(Entries from a visual dataset)
::::

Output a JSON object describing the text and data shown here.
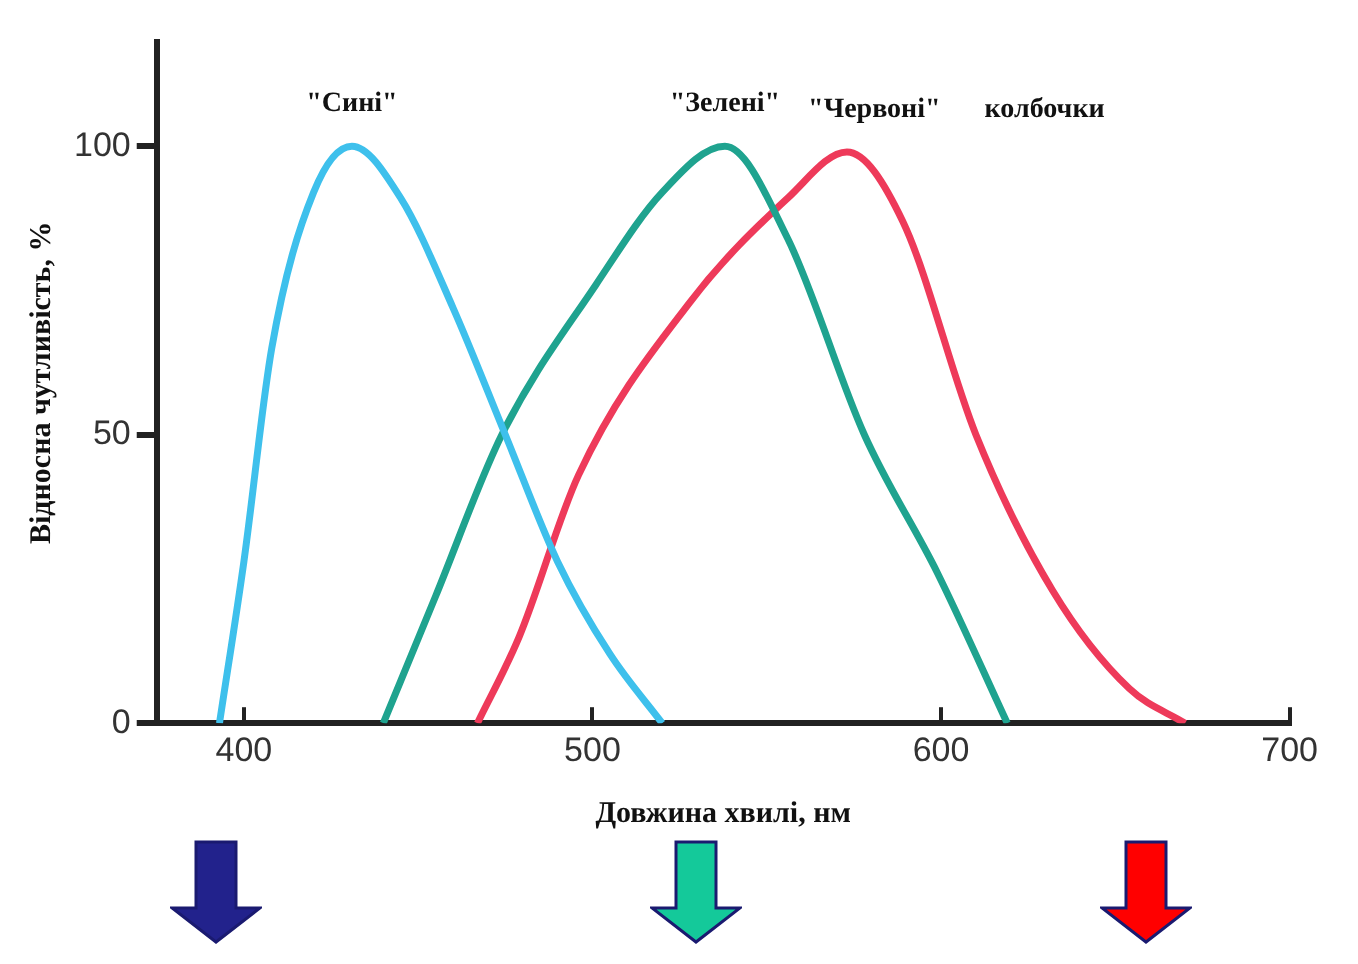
{
  "chart_data": {
    "type": "line",
    "xlabel": "Довжина хвилі, нм",
    "ylabel": "Відносна чутливість, %",
    "xlim": [
      375,
      700
    ],
    "xticks": [
      400,
      500,
      600,
      700
    ],
    "ylim": [
      0,
      118
    ],
    "yticks": [
      0,
      50,
      100
    ],
    "grid": false,
    "legend": false,
    "marker": "none",
    "line_style": "solid",
    "annotations": [
      "колбочки"
    ],
    "series": [
      {
        "name": "\"Сині\"",
        "color": "#3ec0ec",
        "x": [
          393,
          400,
          408,
          420,
          431,
          445,
          460,
          475,
          490,
          505,
          520
        ],
        "values": [
          0,
          28,
          65,
          92,
          100,
          91,
          72,
          50,
          28,
          12,
          0
        ]
      },
      {
        "name": "\"Зелені\"",
        "color": "#1fa38f",
        "x": [
          440,
          455,
          474,
          501,
          520,
          538,
          556,
          578,
          599,
          619
        ],
        "values": [
          0,
          22,
          50,
          76,
          92,
          100,
          84,
          50,
          26,
          0
        ]
      },
      {
        "name": "\"Червоні\"",
        "color": "#ee3a5a",
        "x": [
          467,
          479,
          496,
          528,
          556,
          573,
          589,
          610,
          632,
          654,
          670
        ],
        "values": [
          0,
          15,
          43,
          73,
          91,
          99,
          87,
          50,
          23,
          6,
          0
        ]
      }
    ]
  }
}
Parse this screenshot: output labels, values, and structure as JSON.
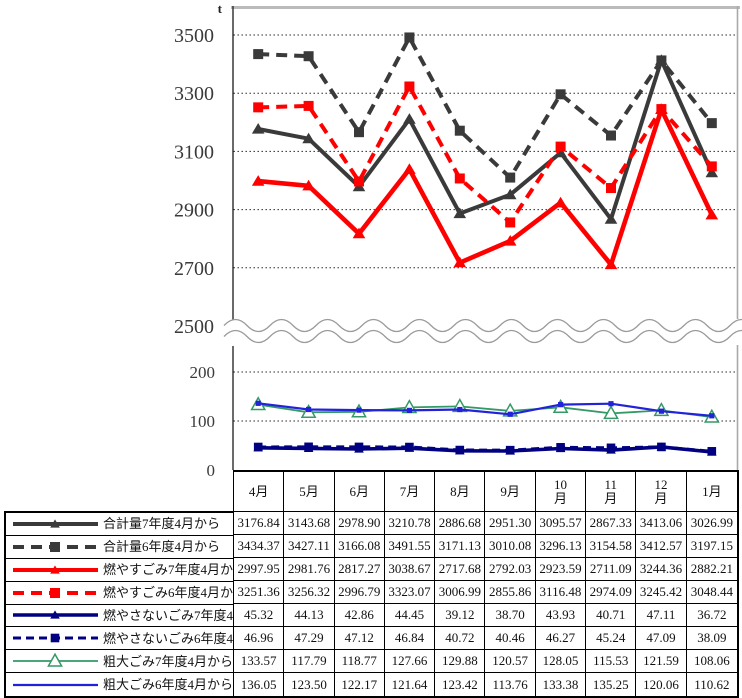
{
  "chart_data": {
    "type": "line",
    "title": "",
    "unit": "t",
    "broken_axis": true,
    "legend_position": "table-left",
    "grid": true,
    "categories": [
      "4月",
      "5月",
      "6月",
      "7月",
      "8月",
      "9月",
      "10月",
      "11月",
      "12月",
      "1月"
    ],
    "upper_axis": {
      "ticks": [
        3500,
        3300,
        3100,
        2900,
        2700,
        2500
      ],
      "ylim": [
        2500,
        3600
      ]
    },
    "lower_axis": {
      "ticks": [
        200,
        100,
        0
      ],
      "ylim": [
        0,
        245
      ]
    },
    "series": [
      {
        "name": "合計量7年度4月から",
        "panel": "upper",
        "color": "#3A3A3A",
        "line": "solid",
        "dash": "",
        "width": 4,
        "marker": "triangle",
        "values": [
          3176.84,
          3143.68,
          2978.9,
          3210.78,
          2886.68,
          2951.3,
          3095.57,
          2867.33,
          3413.06,
          3026.99
        ]
      },
      {
        "name": "合計量6年度4月から",
        "panel": "upper",
        "color": "#3A3A3A",
        "line": "dashed",
        "dash": "11,7",
        "width": 4,
        "marker": "square",
        "values": [
          3434.37,
          3427.11,
          3166.08,
          3491.55,
          3171.13,
          3010.08,
          3296.13,
          3154.58,
          3412.57,
          3197.15
        ]
      },
      {
        "name": "燃やすごみ7年度4月から",
        "panel": "upper",
        "color": "#FE0000",
        "line": "solid",
        "dash": "",
        "width": 4.6,
        "marker": "triangle",
        "values": [
          2997.95,
          2981.76,
          2817.27,
          3038.67,
          2717.68,
          2792.03,
          2923.59,
          2711.09,
          3244.36,
          2882.21
        ]
      },
      {
        "name": "燃やすごみ6年度4月から",
        "panel": "upper",
        "color": "#FE0000",
        "line": "dashed",
        "dash": "11,7",
        "width": 4,
        "marker": "square",
        "values": [
          3251.36,
          3256.32,
          2996.79,
          3323.07,
          3006.99,
          2855.86,
          3116.48,
          2974.09,
          3245.42,
          3048.44
        ]
      },
      {
        "name": "燃やさないごみ7年度4月から",
        "panel": "lower",
        "color": "#000080",
        "line": "solid",
        "dash": "",
        "width": 3.6,
        "marker": "triangle-sm",
        "values": [
          45.32,
          44.13,
          42.86,
          44.45,
          39.12,
          38.7,
          43.93,
          40.71,
          47.11,
          36.72
        ]
      },
      {
        "name": "燃やさないごみ6年度4月から",
        "panel": "lower",
        "color": "#000080",
        "line": "dashed",
        "dash": "8,5",
        "width": 3,
        "marker": "square-sm",
        "values": [
          46.96,
          47.29,
          47.12,
          46.84,
          40.72,
          40.46,
          46.27,
          45.24,
          47.09,
          38.09
        ]
      },
      {
        "name": "粗大ごみ7年度4月から",
        "panel": "lower",
        "color": "#339966",
        "line": "solid",
        "dash": "",
        "width": 1.8,
        "marker": "triangle-open",
        "values": [
          133.57,
          117.79,
          118.77,
          127.66,
          129.88,
          120.57,
          128.05,
          115.53,
          121.59,
          108.06
        ]
      },
      {
        "name": "粗大ごみ6年度4月から",
        "panel": "lower",
        "color": "#2222DB",
        "line": "solid",
        "dash": "",
        "width": 2.2,
        "marker": "square-xs",
        "values": [
          136.05,
          123.5,
          122.17,
          121.64,
          123.42,
          113.76,
          133.38,
          135.25,
          120.06,
          110.62
        ]
      }
    ]
  }
}
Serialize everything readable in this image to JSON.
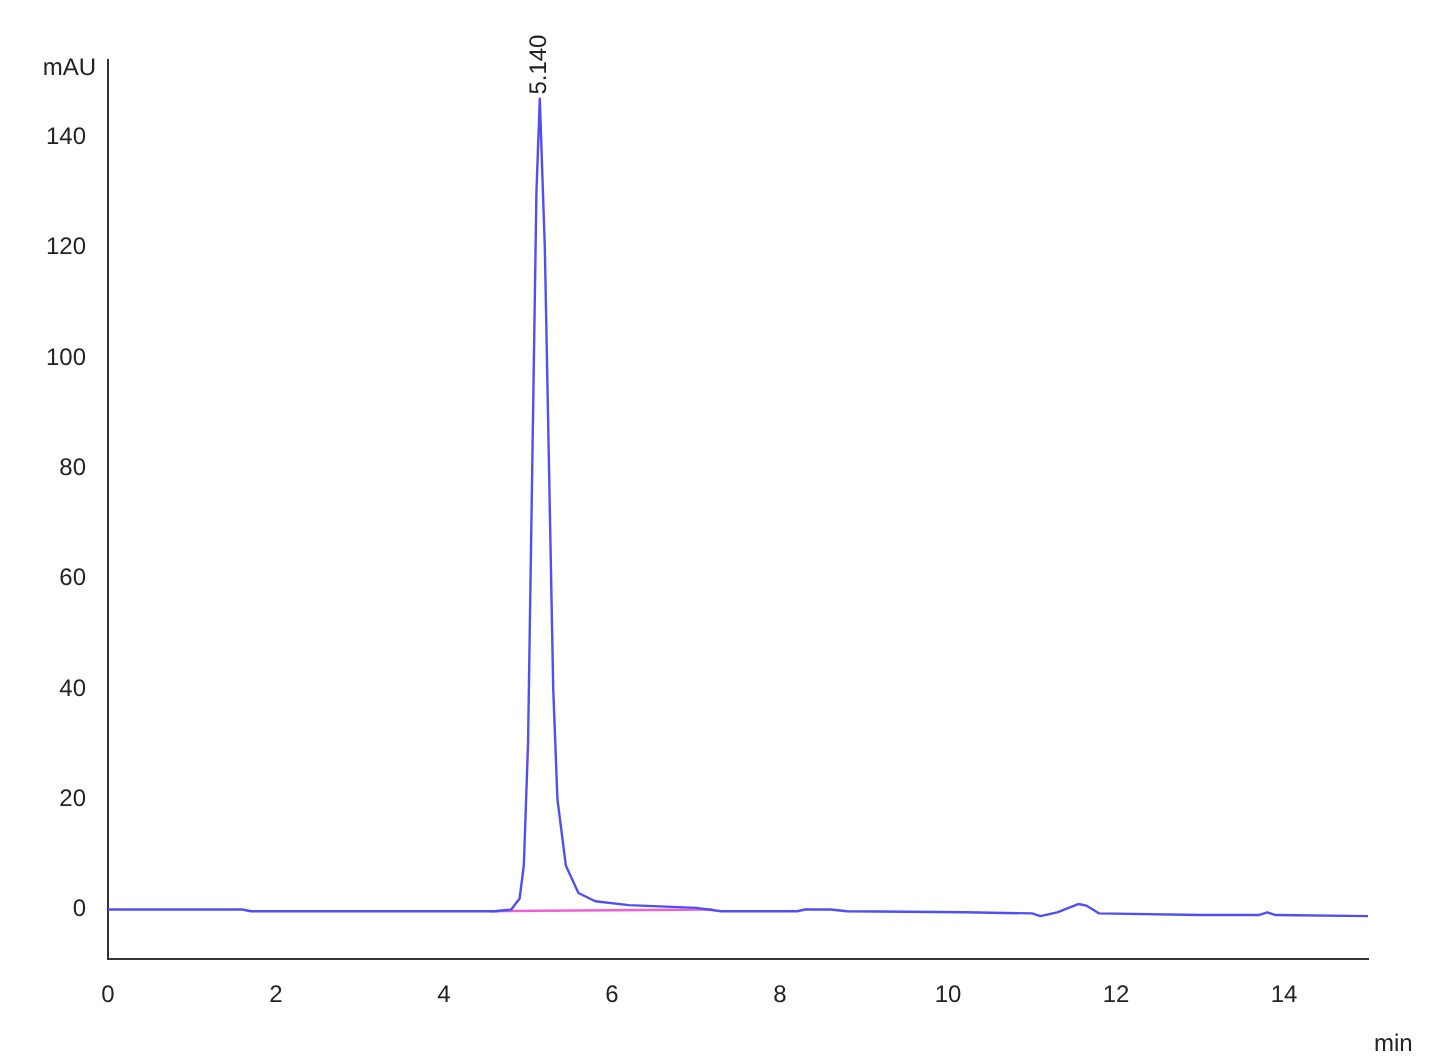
{
  "chart_data": {
    "type": "line",
    "xlabel": "min",
    "ylabel": "mAU",
    "xlim": [
      0,
      15
    ],
    "ylim": [
      -9,
      154
    ],
    "xticks": [
      0,
      2,
      4,
      6,
      8,
      10,
      12,
      14
    ],
    "yticks": [
      0,
      20,
      40,
      60,
      80,
      100,
      120,
      140
    ],
    "grid": false,
    "legend": false,
    "marker": "none",
    "line_style": "solid",
    "annotations": [
      {
        "text": "5.140",
        "x": 5.14,
        "y": 147
      }
    ],
    "series": [
      {
        "color": "#4f4ff5",
        "x": [
          0,
          1.6,
          1.7,
          4.0,
          4.6,
          4.8,
          4.9,
          4.95,
          5.0,
          5.05,
          5.1,
          5.14,
          5.2,
          5.25,
          5.3,
          5.35,
          5.45,
          5.6,
          5.8,
          6.2,
          7.0,
          7.3,
          8.2,
          8.3,
          8.6,
          8.8,
          10.2,
          11.0,
          11.1,
          11.3,
          11.55,
          11.65,
          11.8,
          13.0,
          13.7,
          13.8,
          13.9,
          15
        ],
        "values": [
          0,
          0,
          -0.3,
          -0.3,
          -0.3,
          0,
          2,
          8,
          30,
          80,
          130,
          147,
          120,
          80,
          40,
          20,
          8,
          3,
          1.5,
          0.8,
          0.3,
          -0.3,
          -0.3,
          0,
          0,
          -0.3,
          -0.5,
          -0.7,
          -1.2,
          -0.5,
          1,
          0.7,
          -0.7,
          -1,
          -1,
          -0.5,
          -1,
          -1.2
        ]
      },
      {
        "color": "#f060d0",
        "x": [
          4.55,
          7.2
        ],
        "values": [
          -0.3,
          0
        ]
      }
    ]
  }
}
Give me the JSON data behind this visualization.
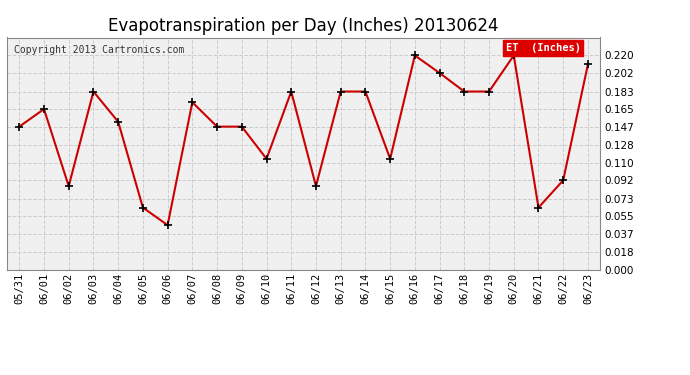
{
  "title": "Evapotranspiration per Day (Inches) 20130624",
  "copyright_text": "Copyright 2013 Cartronics.com",
  "legend_label": "ET  (Inches)",
  "legend_bg": "#dd0000",
  "legend_text_color": "#ffffff",
  "dates": [
    "05/31",
    "06/01",
    "06/02",
    "06/03",
    "06/04",
    "06/05",
    "06/06",
    "06/07",
    "06/08",
    "06/09",
    "06/10",
    "06/11",
    "06/12",
    "06/13",
    "06/14",
    "06/15",
    "06/16",
    "06/17",
    "06/18",
    "06/19",
    "06/20",
    "06/21",
    "06/22",
    "06/23"
  ],
  "values": [
    0.147,
    0.165,
    0.086,
    0.183,
    0.152,
    0.064,
    0.046,
    0.172,
    0.147,
    0.147,
    0.114,
    0.183,
    0.086,
    0.183,
    0.183,
    0.114,
    0.22,
    0.202,
    0.183,
    0.183,
    0.22,
    0.064,
    0.092,
    0.211
  ],
  "line_color": "#cc0000",
  "marker": "+",
  "marker_size": 6,
  "line_width": 1.5,
  "bg_color": "#f0f0f0",
  "grid_color": "#cccccc",
  "ylim": [
    0.0,
    0.2384
  ],
  "yticks": [
    0.0,
    0.018,
    0.037,
    0.055,
    0.073,
    0.092,
    0.11,
    0.128,
    0.147,
    0.165,
    0.183,
    0.202,
    0.22
  ],
  "title_fontsize": 12,
  "axis_fontsize": 7.5,
  "copyright_fontsize": 7.0
}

::::

• [WHAT IS BEING ASKED] Look above for every line with the word "ylabel" and copy it.

• [ANSWER TO THIS EXERCISE]
    "ylabel": "Відносна чутливість, %",
    "ylabel": "mAU",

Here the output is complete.